[AIM OF THE TASK] Will you output all of the data below exactly, omitting the images?

[MATERIAL PROVIDED]
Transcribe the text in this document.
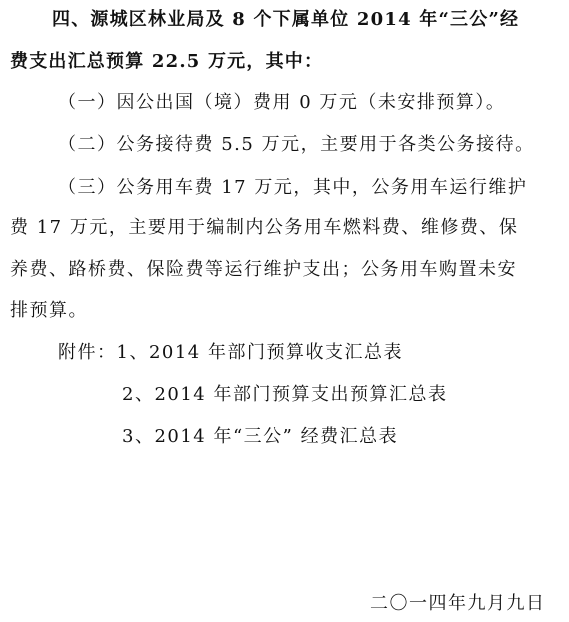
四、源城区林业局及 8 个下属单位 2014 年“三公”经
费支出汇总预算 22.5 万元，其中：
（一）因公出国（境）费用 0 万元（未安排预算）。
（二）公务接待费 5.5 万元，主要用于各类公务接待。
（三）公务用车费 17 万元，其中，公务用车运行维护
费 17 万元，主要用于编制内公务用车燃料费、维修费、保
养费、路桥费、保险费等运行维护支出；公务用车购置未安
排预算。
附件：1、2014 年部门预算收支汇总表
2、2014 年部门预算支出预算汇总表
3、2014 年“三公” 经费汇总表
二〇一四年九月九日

[TASK OUTPUT]
Transcribe the text in this document.
四、源城区林业局及 8 个下属单位 2014 年“三公”经
费支出汇总预算 22.5 万元，其中：
（一）因公出国（境）费用 0 万元（未安排预算）。
（二）公务接待费 5.5 万元，主要用于各类公务接待。
（三）公务用车费 17 万元，其中，公务用车运行维护
费 17 万元，主要用于编制内公务用车燃料费、维修费、保
养费、路桥费、保险费等运行维护支出；公务用车购置未安
排预算。
附件：1、2014 年部门预算收支汇总表
2、2014 年部门预算支出预算汇总表
3、2014 年“三公” 经费汇总表
二〇一四年九月九日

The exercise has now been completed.